• **RECORD EXCERPTS**
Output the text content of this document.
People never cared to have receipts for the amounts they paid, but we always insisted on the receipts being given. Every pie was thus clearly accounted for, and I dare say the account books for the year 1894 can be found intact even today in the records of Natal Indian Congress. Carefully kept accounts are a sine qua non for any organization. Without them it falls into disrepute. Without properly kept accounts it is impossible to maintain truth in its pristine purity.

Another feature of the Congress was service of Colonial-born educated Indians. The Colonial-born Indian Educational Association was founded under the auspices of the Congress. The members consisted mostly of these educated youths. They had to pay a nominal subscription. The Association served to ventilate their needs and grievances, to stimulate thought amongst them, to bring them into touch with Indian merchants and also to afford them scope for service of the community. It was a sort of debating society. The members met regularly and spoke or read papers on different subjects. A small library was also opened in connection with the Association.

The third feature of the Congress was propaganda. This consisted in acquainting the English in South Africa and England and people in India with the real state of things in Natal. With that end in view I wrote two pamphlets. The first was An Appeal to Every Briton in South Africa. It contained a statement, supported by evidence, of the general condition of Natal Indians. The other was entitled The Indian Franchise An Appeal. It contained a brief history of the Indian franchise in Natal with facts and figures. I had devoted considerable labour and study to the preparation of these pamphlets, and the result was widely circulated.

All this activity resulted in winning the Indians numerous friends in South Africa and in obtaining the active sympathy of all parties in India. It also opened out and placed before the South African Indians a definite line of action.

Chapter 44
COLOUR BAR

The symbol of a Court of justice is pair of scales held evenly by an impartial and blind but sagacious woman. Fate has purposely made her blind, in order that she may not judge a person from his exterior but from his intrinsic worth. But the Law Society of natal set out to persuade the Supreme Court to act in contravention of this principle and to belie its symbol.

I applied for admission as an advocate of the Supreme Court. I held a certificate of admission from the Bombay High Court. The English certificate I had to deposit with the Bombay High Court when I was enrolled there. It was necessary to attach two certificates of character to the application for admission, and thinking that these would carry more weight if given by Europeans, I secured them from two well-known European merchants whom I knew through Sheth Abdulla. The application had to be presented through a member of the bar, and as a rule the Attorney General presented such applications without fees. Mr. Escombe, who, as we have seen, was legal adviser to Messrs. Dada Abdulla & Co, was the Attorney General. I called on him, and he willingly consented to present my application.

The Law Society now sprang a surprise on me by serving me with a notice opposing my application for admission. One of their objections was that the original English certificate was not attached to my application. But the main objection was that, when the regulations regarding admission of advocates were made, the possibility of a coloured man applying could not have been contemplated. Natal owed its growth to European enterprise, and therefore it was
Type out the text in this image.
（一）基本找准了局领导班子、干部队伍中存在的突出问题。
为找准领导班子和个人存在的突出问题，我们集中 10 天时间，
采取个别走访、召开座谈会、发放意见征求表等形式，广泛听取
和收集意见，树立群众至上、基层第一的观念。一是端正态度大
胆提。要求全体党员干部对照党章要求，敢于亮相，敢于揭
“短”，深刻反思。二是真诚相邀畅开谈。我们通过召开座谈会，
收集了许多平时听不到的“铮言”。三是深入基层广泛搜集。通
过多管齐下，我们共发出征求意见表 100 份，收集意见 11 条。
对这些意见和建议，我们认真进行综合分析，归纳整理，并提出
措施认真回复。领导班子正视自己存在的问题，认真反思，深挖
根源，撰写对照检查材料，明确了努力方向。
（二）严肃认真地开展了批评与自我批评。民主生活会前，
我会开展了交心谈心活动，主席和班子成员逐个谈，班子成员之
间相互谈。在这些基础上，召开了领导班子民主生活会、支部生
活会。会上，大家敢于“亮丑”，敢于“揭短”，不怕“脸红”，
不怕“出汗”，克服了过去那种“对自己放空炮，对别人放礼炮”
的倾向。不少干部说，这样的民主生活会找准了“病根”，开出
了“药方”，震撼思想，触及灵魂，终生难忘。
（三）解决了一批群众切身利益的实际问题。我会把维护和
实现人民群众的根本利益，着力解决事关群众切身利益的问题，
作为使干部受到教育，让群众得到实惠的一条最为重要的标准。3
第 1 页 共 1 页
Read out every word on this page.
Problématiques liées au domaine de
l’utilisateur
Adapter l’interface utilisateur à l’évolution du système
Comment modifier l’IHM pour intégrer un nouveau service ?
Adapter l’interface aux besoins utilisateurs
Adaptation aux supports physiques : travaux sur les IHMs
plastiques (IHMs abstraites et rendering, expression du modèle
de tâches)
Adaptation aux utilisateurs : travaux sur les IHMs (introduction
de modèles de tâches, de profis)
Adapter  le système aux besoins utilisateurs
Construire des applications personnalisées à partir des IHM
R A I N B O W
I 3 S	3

• **WRITTEN REQUEST**
Gather from the entries above all lines that include the string "also".

• **SOLUTION**
Another feature of the Congress was service of Colonial-born educated Indians. The Colonial-born Indian Educational Association was founded under the auspices of the Congress. The members consisted mostly of these educated youths. They had to pay a nominal subscription. The Association served to ventilate their needs and grievances, to stimulate thought amongst them, to bring them into touch with Indian merchants and also to afford them scope for service of the community. It was a sort of debating society. The members met regularly and spoke or read papers on different subjects. A small library was also opened in connection with the Association.
All this activity resulted in winning the Indians numerous friends in South Africa and in obtaining the active sympathy of all parties in India. It also opened out and placed before the South African Indians a definite line of action.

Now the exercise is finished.